Start

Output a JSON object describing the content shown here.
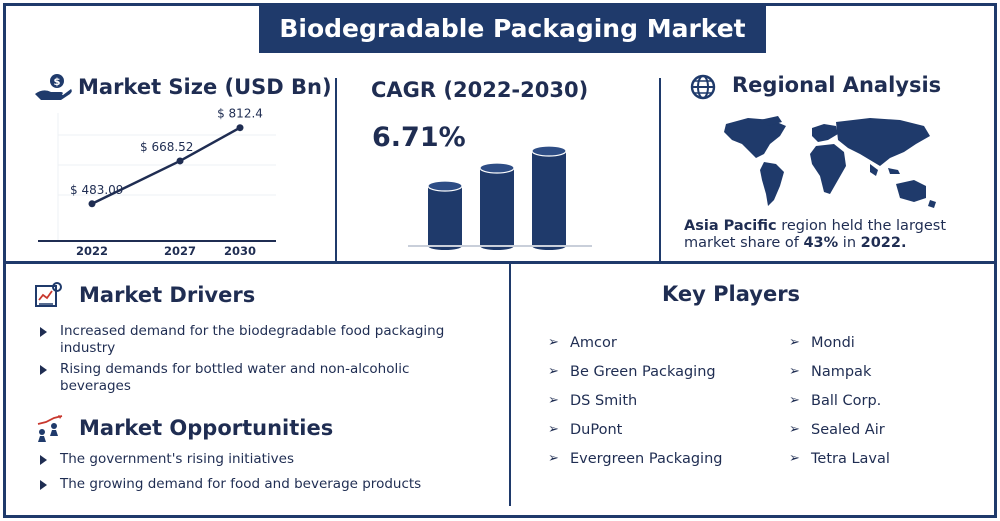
{
  "title": "Biodegradable Packaging Market",
  "market_size": {
    "title": "Market Size (USD Bn)"
  },
  "chart_data": {
    "type": "line",
    "categories": [
      "2022",
      "2027",
      "2030"
    ],
    "values": [
      483.09,
      668.52,
      812.4
    ],
    "data_labels": [
      "$ 483.09",
      "$ 668.52",
      "$ 812.4"
    ],
    "title": "Market Size (USD Bn)",
    "xlabel": "",
    "ylabel": "",
    "grid": true,
    "color": "#1f2d52"
  },
  "cagr": {
    "title": "CAGR (2022-2030)",
    "value": "6.71%",
    "bar_levels": [
      0.6,
      0.78,
      0.95
    ],
    "bar_color": "#1f3a6b"
  },
  "regional": {
    "title": "Regional Analysis",
    "text_pre": "region held the largest market share of",
    "region": "Asia Pacific",
    "share": "43%",
    "in": "in",
    "year": "2022."
  },
  "drivers": {
    "title": "Market Drivers",
    "items": [
      "Increased demand for the biodegradable food packaging industry",
      "Rising demands for bottled water and non-alcoholic beverages"
    ]
  },
  "opportunities": {
    "title": "Market Opportunities",
    "items": [
      "The government's rising initiatives",
      "The growing demand for food and beverage products"
    ]
  },
  "key_players": {
    "title": "Key Players",
    "left": [
      "Amcor",
      "Be Green Packaging",
      "DS Smith",
      "DuPont",
      "Evergreen Packaging"
    ],
    "right": [
      "Mondi",
      "Nampak",
      "Ball Corp.",
      "Sealed Air",
      "Tetra Laval"
    ]
  },
  "icons": {
    "market_size": "money-hand-icon",
    "regional": "globe-icon",
    "drivers": "analytics-board-icon",
    "opportunities": "growth-people-icon",
    "bullet": "triangle-bullet-icon",
    "player": "chevron-right-icon"
  },
  "colors": {
    "navy": "#1f3a6b",
    "text": "#1f2d52"
  }
}
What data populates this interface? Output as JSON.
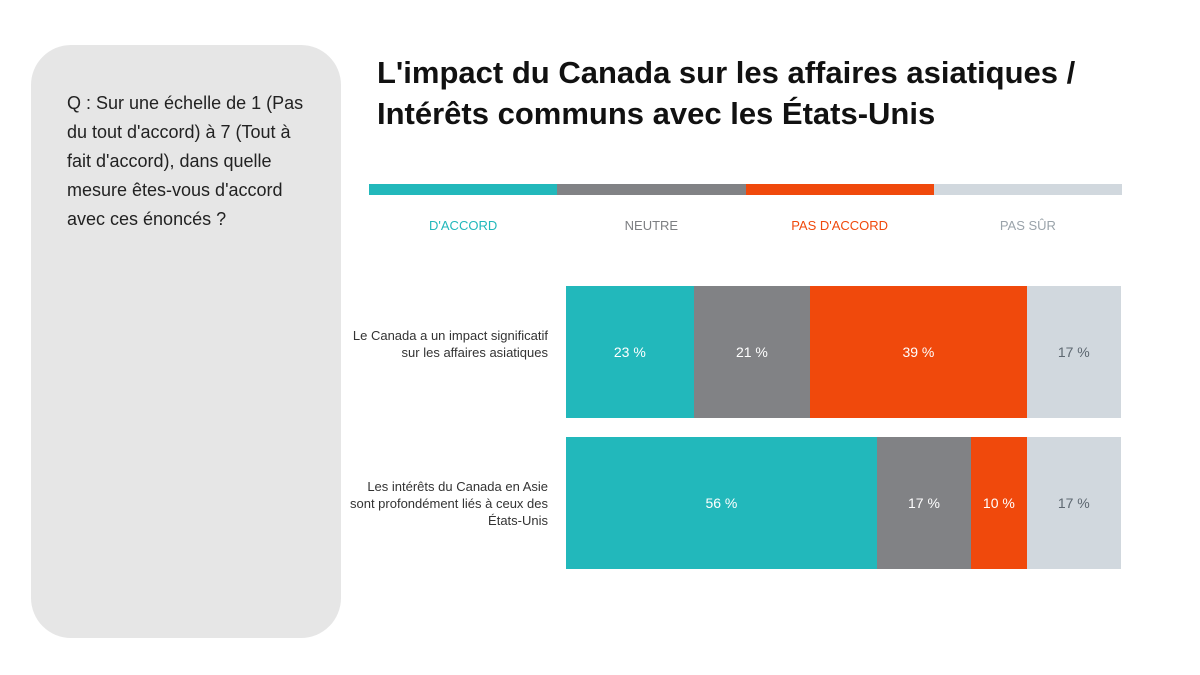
{
  "question": "Q : Sur une échelle de 1 (Pas du tout d'accord) à 7 (Tout à fait d'accord), dans quelle mesure êtes-vous d'accord avec ces énoncés ?",
  "title_line1": "L'impact du Canada sur les affaires asiatiques /",
  "title_line2": "Intérêts communs avec les États-Unis",
  "colors": {
    "agree": "#22b8bb",
    "neutral": "#818285",
    "disagree": "#f0490c",
    "unsure": "#d1d8de"
  },
  "chart_data": {
    "type": "bar",
    "orientation": "horizontal",
    "stacked": true,
    "normalized": true,
    "title": "L'impact du Canada sur les affaires asiatiques / Intérêts communs avec les États-Unis",
    "legend_position": "top",
    "grid": false,
    "categories": [
      "Le Canada a un impact significatif sur les affaires asiatiques",
      "Les intérêts du Canada en Asie sont profondément liés à ceux des États-Unis"
    ],
    "series": [
      {
        "name": "D'ACCORD",
        "key": "agree",
        "values": [
          23,
          56
        ],
        "labels": [
          "23 %",
          "56 %"
        ]
      },
      {
        "name": "NEUTRE",
        "key": "neutral",
        "values": [
          21,
          17
        ],
        "labels": [
          "21 %",
          "17 %"
        ]
      },
      {
        "name": "PAS D'ACCORD",
        "key": "disagree",
        "values": [
          39,
          10
        ],
        "labels": [
          "39 %",
          "10 %"
        ]
      },
      {
        "name": "PAS SÛR",
        "key": "unsure",
        "values": [
          17,
          17
        ],
        "labels": [
          "17 %",
          "17 %"
        ]
      }
    ]
  }
}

End

## STATED GOAL
Write out the material above again, word for word, minus its pictures.

## IN RESPONSE
Output a JSON object describing the content shown here.
{
  "title": "Biodegradable Packaging Market",
  "market_size": {
    "title": "Market Size (USD Bn)"
  },
  "chart_data": {
    "type": "line",
    "categories": [
      "2022",
      "2027",
      "2030"
    ],
    "values": [
      483.09,
      668.52,
      812.4
    ],
    "data_labels": [
      "$ 483.09",
      "$ 668.52",
      "$ 812.4"
    ],
    "title": "Market Size (USD Bn)",
    "xlabel": "",
    "ylabel": "",
    "grid": true,
    "color": "#1f2d52"
  },
  "cagr": {
    "title": "CAGR (2022-2030)",
    "value": "6.71%",
    "bar_levels": [
      0.6,
      0.78,
      0.95
    ],
    "bar_color": "#1f3a6b"
  },
  "regional": {
    "title": "Regional Analysis",
    "text_pre": "region held the largest market share of",
    "region": "Asia Pacific",
    "share": "43%",
    "in": "in",
    "year": "2022."
  },
  "drivers": {
    "title": "Market Drivers",
    "items": [
      "Increased demand for the biodegradable food packaging industry",
      "Rising demands for bottled water and non-alcoholic beverages"
    ]
  },
  "opportunities": {
    "title": "Market Opportunities",
    "items": [
      "The government's rising initiatives",
      "The growing demand for food and beverage products"
    ]
  },
  "key_players": {
    "title": "Key Players",
    "left": [
      "Amcor",
      "Be Green Packaging",
      "DS Smith",
      "DuPont",
      "Evergreen Packaging"
    ],
    "right": [
      "Mondi",
      "Nampak",
      "Ball Corp.",
      "Sealed Air",
      "Tetra Laval"
    ]
  },
  "icons": {
    "market_size": "money-hand-icon",
    "regional": "globe-icon",
    "drivers": "analytics-board-icon",
    "opportunities": "growth-people-icon",
    "bullet": "triangle-bullet-icon",
    "player": "chevron-right-icon"
  },
  "colors": {
    "navy": "#1f3a6b",
    "text": "#1f2d52"
  }
}
What data populates this interface? Output as JSON.
{
  "question": "Q : Sur une échelle de 1 (Pas du tout d'accord) à 7 (Tout à fait d'accord), dans quelle mesure êtes-vous d'accord avec ces énoncés ?",
  "title_line1": "L'impact du Canada sur les affaires asiatiques /",
  "title_line2": "Intérêts communs avec les États-Unis",
  "colors": {
    "agree": "#22b8bb",
    "neutral": "#818285",
    "disagree": "#f0490c",
    "unsure": "#d1d8de"
  },
  "chart_data": {
    "type": "bar",
    "orientation": "horizontal",
    "stacked": true,
    "normalized": true,
    "title": "L'impact du Canada sur les affaires asiatiques / Intérêts communs avec les États-Unis",
    "legend_position": "top",
    "grid": false,
    "categories": [
      "Le Canada a un impact significatif sur les affaires asiatiques",
      "Les intérêts du Canada en Asie sont profondément liés à ceux des États-Unis"
    ],
    "series": [
      {
        "name": "D'ACCORD",
        "key": "agree",
        "values": [
          23,
          56
        ],
        "labels": [
          "23 %",
          "56 %"
        ]
      },
      {
        "name": "NEUTRE",
        "key": "neutral",
        "values": [
          21,
          17
        ],
        "labels": [
          "21 %",
          "17 %"
        ]
      },
      {
        "name": "PAS D'ACCORD",
        "key": "disagree",
        "values": [
          39,
          10
        ],
        "labels": [
          "39 %",
          "10 %"
        ]
      },
      {
        "name": "PAS SÛR",
        "key": "unsure",
        "values": [
          17,
          17
        ],
        "labels": [
          "17 %",
          "17 %"
        ]
      }
    ]
  }
}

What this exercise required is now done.